DATA TO USE:
________________________________________

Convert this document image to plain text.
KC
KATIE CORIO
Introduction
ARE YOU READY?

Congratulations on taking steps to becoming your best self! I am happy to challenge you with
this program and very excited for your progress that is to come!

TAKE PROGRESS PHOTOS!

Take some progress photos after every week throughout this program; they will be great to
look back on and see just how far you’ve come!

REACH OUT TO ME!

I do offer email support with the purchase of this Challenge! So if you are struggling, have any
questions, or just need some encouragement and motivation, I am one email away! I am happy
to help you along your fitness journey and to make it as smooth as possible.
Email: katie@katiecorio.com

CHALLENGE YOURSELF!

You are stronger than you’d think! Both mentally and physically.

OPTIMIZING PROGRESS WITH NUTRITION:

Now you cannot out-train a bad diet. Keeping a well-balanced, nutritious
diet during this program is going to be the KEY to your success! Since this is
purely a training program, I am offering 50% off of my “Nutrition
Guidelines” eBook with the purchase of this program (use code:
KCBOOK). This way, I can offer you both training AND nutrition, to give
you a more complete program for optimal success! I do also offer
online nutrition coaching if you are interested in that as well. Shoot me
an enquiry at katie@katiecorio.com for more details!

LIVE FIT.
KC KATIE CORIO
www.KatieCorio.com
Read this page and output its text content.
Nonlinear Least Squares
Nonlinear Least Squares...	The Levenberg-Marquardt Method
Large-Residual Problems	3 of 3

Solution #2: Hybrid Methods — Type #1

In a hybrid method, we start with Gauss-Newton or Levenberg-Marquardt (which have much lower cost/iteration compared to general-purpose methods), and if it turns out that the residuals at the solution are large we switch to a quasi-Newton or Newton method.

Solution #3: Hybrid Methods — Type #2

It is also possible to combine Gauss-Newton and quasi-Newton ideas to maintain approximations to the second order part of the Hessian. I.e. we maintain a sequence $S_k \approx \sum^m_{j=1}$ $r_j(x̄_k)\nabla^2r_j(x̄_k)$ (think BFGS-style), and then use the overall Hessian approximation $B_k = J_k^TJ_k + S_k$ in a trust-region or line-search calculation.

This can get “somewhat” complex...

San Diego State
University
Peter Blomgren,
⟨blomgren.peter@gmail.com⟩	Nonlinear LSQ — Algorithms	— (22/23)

________________________________________

TO BE DONE:
Give the count of lines in the listing above that include "Least", with no other words.

EXERCISE RESPONSE:
2